■ DATA ROWS
-- begin --

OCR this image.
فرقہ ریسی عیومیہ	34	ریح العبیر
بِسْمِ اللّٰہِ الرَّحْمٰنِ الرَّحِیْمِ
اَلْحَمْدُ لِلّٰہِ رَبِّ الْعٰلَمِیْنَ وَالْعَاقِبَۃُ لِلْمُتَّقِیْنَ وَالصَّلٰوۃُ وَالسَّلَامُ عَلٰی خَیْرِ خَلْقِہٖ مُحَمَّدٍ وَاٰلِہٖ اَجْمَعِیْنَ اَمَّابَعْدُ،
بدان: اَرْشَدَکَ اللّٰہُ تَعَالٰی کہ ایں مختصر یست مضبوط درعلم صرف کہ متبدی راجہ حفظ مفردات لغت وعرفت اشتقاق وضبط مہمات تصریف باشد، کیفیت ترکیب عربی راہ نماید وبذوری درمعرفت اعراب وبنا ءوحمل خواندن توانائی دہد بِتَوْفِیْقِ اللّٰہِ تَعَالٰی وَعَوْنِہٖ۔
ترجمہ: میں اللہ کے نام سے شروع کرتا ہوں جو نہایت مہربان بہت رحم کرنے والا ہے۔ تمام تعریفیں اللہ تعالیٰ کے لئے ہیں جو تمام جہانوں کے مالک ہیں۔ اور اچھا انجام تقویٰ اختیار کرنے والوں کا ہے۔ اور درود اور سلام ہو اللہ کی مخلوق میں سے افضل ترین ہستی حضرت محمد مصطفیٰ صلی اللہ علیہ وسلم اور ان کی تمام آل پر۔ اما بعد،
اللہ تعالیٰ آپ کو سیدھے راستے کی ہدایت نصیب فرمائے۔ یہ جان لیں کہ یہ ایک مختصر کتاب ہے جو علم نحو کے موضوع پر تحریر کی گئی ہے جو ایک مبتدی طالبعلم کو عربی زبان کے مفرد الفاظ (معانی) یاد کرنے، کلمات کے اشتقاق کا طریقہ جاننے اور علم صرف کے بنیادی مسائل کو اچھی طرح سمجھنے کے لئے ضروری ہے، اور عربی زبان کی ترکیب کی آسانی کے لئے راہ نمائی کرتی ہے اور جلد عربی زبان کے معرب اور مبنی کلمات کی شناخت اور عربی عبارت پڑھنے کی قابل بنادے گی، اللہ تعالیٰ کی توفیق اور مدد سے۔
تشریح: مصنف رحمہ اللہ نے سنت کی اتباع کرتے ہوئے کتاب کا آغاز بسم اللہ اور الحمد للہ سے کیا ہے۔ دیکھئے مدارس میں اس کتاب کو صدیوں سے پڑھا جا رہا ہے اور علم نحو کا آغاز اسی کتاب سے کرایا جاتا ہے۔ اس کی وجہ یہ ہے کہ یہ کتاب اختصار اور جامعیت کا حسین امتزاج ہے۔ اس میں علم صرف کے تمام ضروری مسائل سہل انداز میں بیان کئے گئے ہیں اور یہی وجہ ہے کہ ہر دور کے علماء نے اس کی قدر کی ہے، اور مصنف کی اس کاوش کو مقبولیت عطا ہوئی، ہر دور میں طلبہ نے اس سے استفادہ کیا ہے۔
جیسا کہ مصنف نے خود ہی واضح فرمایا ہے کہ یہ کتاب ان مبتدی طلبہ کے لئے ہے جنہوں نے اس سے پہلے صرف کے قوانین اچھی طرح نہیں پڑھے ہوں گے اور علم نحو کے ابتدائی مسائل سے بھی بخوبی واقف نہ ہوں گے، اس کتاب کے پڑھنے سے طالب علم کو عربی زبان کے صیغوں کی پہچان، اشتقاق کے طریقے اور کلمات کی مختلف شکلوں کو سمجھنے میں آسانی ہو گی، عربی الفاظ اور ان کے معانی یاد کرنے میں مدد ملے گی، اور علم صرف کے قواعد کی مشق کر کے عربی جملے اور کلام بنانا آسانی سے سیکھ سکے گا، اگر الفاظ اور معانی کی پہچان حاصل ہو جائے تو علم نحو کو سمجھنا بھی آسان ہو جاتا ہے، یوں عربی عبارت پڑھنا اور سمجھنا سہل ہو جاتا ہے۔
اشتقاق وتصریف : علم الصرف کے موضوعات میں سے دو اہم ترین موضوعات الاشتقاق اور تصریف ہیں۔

-- end --

Take the records above and return them exactly as written.

■ RESULT FOR THIS TASK
OCR this image.
فرقہ ریسی عیومیہ	34	ریح العبیر
بِسْمِ اللّٰہِ الرَّحْمٰنِ الرَّحِیْمِ
اَلْحَمْدُ لِلّٰہِ رَبِّ الْعٰلَمِیْنَ وَالْعَاقِبَۃُ لِلْمُتَّقِیْنَ وَالصَّلٰوۃُ وَالسَّلَامُ عَلٰی خَیْرِ خَلْقِہٖ مُحَمَّدٍ وَاٰلِہٖ اَجْمَعِیْنَ اَمَّابَعْدُ،
بدان: اَرْشَدَکَ اللّٰہُ تَعَالٰی کہ ایں مختصر یست مضبوط درعلم صرف کہ متبدی راجہ حفظ مفردات لغت وعرفت اشتقاق وضبط مہمات تصریف باشد، کیفیت ترکیب عربی راہ نماید وبذوری درمعرفت اعراب وبنا ءوحمل خواندن توانائی دہد بِتَوْفِیْقِ اللّٰہِ تَعَالٰی وَعَوْنِہٖ۔
ترجمہ: میں اللہ کے نام سے شروع کرتا ہوں جو نہایت مہربان بہت رحم کرنے والا ہے۔ تمام تعریفیں اللہ تعالیٰ کے لئے ہیں جو تمام جہانوں کے مالک ہیں۔ اور اچھا انجام تقویٰ اختیار کرنے والوں کا ہے۔ اور درود اور سلام ہو اللہ کی مخلوق میں سے افضل ترین ہستی حضرت محمد مصطفیٰ صلی اللہ علیہ وسلم اور ان کی تمام آل پر۔ اما بعد،
اللہ تعالیٰ آپ کو سیدھے راستے کی ہدایت نصیب فرمائے۔ یہ جان لیں کہ یہ ایک مختصر کتاب ہے جو علم نحو کے موضوع پر تحریر کی گئی ہے جو ایک مبتدی طالبعلم کو عربی زبان کے مفرد الفاظ (معانی) یاد کرنے، کلمات کے اشتقاق کا طریقہ جاننے اور علم صرف کے بنیادی مسائل کو اچھی طرح سمجھنے کے لئے ضروری ہے، اور عربی زبان کی ترکیب کی آسانی کے لئے راہ نمائی کرتی ہے اور جلد عربی زبان کے معرب اور مبنی کلمات کی شناخت اور عربی عبارت پڑھنے کی قابل بنادے گی، اللہ تعالیٰ کی توفیق اور مدد سے۔
تشریح: مصنف رحمہ اللہ نے سنت کی اتباع کرتے ہوئے کتاب کا آغاز بسم اللہ اور الحمد للہ سے کیا ہے۔ دیکھئے مدارس میں اس کتاب کو صدیوں سے پڑھا جا رہا ہے اور علم نحو کا آغاز اسی کتاب سے کرایا جاتا ہے۔ اس کی وجہ یہ ہے کہ یہ کتاب اختصار اور جامعیت کا حسین امتزاج ہے۔ اس میں علم صرف کے تمام ضروری مسائل سہل انداز میں بیان کئے گئے ہیں اور یہی وجہ ہے کہ ہر دور کے علماء نے اس کی قدر کی ہے، اور مصنف کی اس کاوش کو مقبولیت عطا ہوئی، ہر دور میں طلبہ نے اس سے استفادہ کیا ہے۔
جیسا کہ مصنف نے خود ہی واضح فرمایا ہے کہ یہ کتاب ان مبتدی طلبہ کے لئے ہے جنہوں نے اس سے پہلے صرف کے قوانین اچھی طرح نہیں پڑھے ہوں گے اور علم نحو کے ابتدائی مسائل سے بھی بخوبی واقف نہ ہوں گے، اس کتاب کے پڑھنے سے طالب علم کو عربی زبان کے صیغوں کی پہچان، اشتقاق کے طریقے اور کلمات کی مختلف شکلوں کو سمجھنے میں آسانی ہو گی، عربی الفاظ اور ان کے معانی یاد کرنے میں مدد ملے گی، اور علم صرف کے قواعد کی مشق کر کے عربی جملے اور کلام بنانا آسانی سے سیکھ سکے گا، اگر الفاظ اور معانی کی پہچان حاصل ہو جائے تو علم نحو کو سمجھنا بھی آسان ہو جاتا ہے، یوں عربی عبارت پڑھنا اور سمجھنا سہل ہو جاتا ہے۔
اشتقاق وتصریف : علم الصرف کے موضوعات میں سے دو اہم ترین موضوعات الاشتقاق اور تصریف ہیں۔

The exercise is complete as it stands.